[start]
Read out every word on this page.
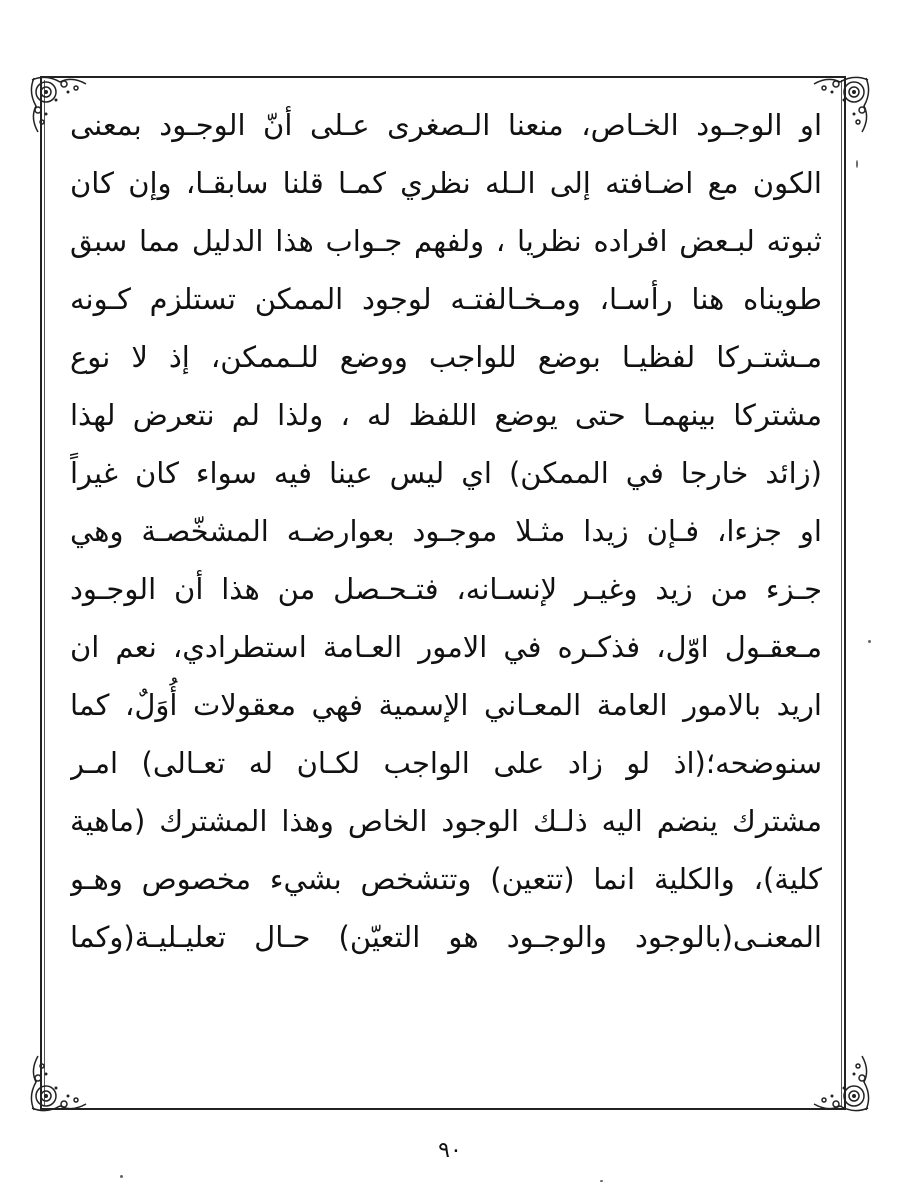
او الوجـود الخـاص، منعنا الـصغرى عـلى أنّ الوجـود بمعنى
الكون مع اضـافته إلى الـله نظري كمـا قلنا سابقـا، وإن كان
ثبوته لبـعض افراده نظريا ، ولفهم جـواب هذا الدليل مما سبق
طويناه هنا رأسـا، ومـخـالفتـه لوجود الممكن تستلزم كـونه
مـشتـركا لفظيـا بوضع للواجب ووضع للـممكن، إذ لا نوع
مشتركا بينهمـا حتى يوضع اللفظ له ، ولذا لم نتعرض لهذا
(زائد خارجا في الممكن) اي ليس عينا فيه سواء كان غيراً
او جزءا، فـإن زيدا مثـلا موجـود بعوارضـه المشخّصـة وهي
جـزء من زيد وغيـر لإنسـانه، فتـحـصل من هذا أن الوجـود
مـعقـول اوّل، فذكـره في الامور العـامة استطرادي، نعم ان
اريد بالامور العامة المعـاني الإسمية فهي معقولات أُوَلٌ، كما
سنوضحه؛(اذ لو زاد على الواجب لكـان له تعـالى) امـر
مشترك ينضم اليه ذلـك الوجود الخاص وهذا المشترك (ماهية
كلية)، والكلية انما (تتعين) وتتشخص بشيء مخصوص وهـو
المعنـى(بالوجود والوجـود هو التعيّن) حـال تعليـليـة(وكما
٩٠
[end]
[start]
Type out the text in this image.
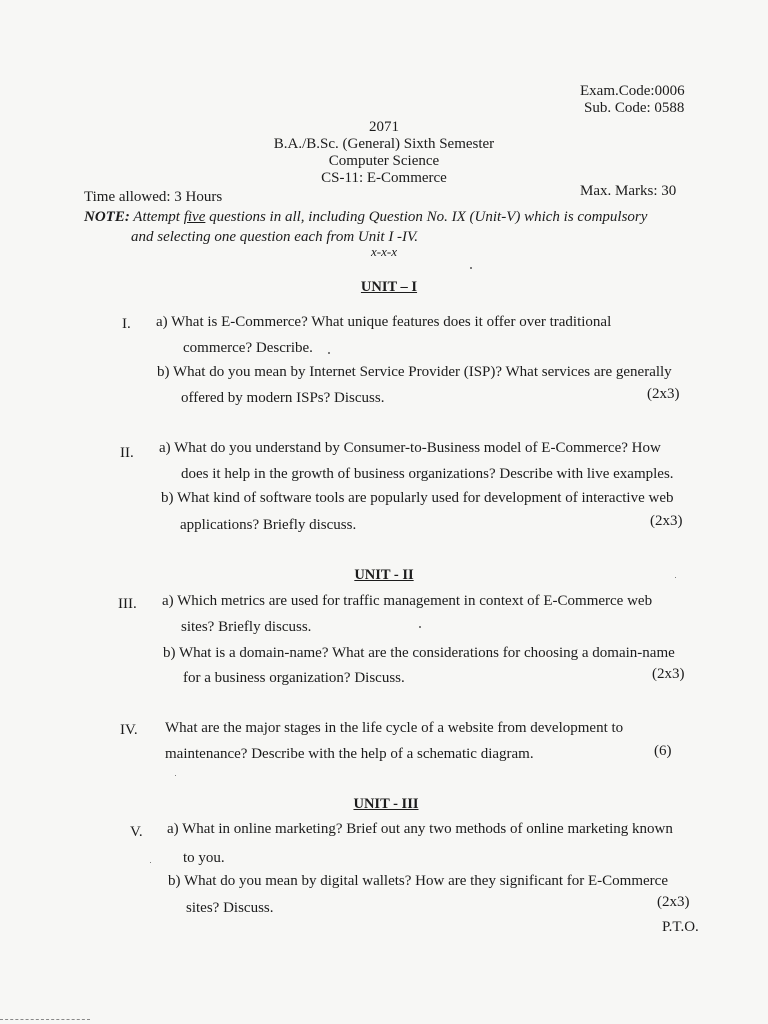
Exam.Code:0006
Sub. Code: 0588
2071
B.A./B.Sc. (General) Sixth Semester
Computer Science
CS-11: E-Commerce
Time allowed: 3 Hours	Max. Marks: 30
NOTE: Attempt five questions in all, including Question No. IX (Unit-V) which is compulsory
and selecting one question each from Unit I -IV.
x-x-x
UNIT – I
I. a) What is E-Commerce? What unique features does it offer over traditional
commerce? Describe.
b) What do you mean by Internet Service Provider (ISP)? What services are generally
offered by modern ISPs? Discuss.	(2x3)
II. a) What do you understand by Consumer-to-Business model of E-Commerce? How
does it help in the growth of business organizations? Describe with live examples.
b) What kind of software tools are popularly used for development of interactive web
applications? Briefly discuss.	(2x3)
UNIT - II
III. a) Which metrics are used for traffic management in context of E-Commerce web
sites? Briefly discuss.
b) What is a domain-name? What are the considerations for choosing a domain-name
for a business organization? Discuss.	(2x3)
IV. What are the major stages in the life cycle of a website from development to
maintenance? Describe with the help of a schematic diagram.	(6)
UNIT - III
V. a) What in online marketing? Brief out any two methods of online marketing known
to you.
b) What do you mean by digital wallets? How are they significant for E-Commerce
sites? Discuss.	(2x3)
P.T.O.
[end]
[start]
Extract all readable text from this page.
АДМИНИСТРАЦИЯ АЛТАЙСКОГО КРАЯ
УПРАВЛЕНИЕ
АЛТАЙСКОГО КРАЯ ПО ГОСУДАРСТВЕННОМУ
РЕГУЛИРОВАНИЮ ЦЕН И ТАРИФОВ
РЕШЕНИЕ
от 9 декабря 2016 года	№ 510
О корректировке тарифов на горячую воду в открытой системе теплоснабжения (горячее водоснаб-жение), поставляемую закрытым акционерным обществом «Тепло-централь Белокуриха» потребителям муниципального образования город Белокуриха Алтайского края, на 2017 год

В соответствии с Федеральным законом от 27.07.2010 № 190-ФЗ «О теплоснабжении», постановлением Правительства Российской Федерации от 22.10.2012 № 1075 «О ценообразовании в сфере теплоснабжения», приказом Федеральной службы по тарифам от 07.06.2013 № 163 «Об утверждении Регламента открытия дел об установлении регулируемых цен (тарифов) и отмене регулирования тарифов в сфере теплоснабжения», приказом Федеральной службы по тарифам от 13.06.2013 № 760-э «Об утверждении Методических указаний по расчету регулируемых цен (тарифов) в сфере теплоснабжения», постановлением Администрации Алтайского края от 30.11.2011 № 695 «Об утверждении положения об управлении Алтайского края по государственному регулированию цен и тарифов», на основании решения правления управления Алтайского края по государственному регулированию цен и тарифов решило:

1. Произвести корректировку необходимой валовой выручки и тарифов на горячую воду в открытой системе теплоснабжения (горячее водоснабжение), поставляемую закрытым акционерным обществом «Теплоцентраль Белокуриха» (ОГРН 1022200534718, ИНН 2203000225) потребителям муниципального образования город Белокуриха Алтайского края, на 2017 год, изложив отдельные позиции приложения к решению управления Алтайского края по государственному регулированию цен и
[end]
DIRECTIONS:
List each line of the records that holds the string "mean".

COMPLETE OUTPUT:
b) What do you mean by Internet Service Provider (ISP)? What services are generally
b) What do you mean by digital wallets? How are they significant for E-Commerce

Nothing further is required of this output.